--- WHAT THE EXERCISE ASKS ---
Search the listing below for the string "ферзя" and copy every line where it occurs.

+++ LISTED RECORDS

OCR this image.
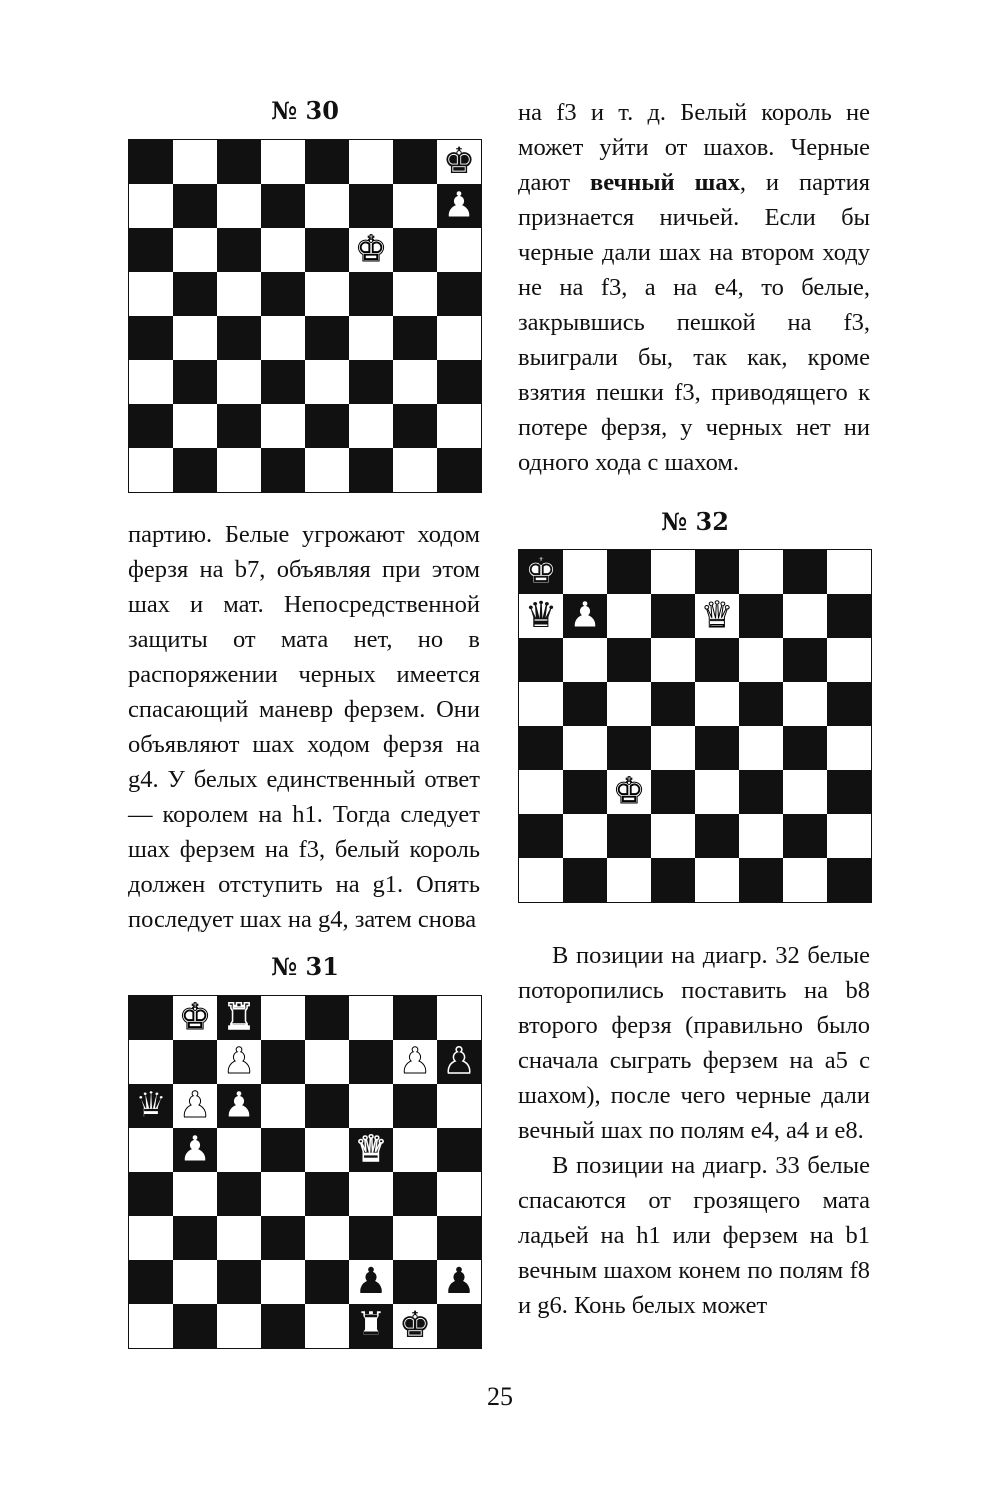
№ 30
♚
♟
♚

партию. Белые угрожают ходом ферзя на b7, объявляя при этом шах и мат. Непосредственной защиты от мата нет, но в распоряжении черных имеется спасающий маневр ферзем. Они объявляют шах ходом ферзя на g4. У белых единственный ответ — королем на h1. Тогда следует шах ферзем на f3, белый король должен отступить на g1. Опять последует шах на g4, затем снова

№ 31
♚ ♜
♟	♟ ♟
♛ ♟ ♟
♟	♛
♟ ♟
♜ ♚

на f3 и т. д. Белый король не может уйти от шахов. Черные дают вечный шах, и партия признается ничьей. Если бы черные дали шах на втором ходу не на f3, а на е4, то белые, закрывшись пешкой на f3, выиграли бы, так как, кроме взятия пешки f3, приводящего к потере ферзя, у черных нет ни одного хода с шахом.

№ 32
♚
♛ ♟	♛
♚

В позиции на диагр. 32 белые поторопились поставить на b8 второго ферзя (правильно было сначала сыграть ферзем на а5 с шахом), после чего черные дали вечный шах по полям е4, а4 и е8.

В позиции на диагр. 33 белые спасаются от грозящего мата ладьей на h1 или ферзем на b1 вечным шахом конем по полям f8 и g6. Конь белых может

25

++++++

--- EXERCISE OUTPUT ---
партию. Белые угрожают ходом ферзя на b7, объявляя при этом шах и мат. Непосредственной защиты от мата нет, но в распоряжении черных имеется спасающий маневр ферзем. Они объявляют шах ходом ферзя на g4. У белых единственный ответ — королем на h1. Тогда следует шах ферзем на f3, белый король должен отступить на g1. Опять последует шах на g4, затем снова
на f3 и т. д. Белый король не может уйти от шахов. Черные дают вечный шах, и партия признается ничьей. Если бы черные дали шах на втором ходу не на f3, а на е4, то белые, закрывшись пешкой на f3, выиграли бы, так как, кроме взятия пешки f3, приводящего к потере ферзя, у черных нет ни одного хода с шахом.
В позиции на диагр. 32 белые поторопились поставить на b8 второго ферзя (правильно было сначала сыграть ферзем на а5 с шахом), после чего черные дали вечный шах по полям е4, а4 и е8.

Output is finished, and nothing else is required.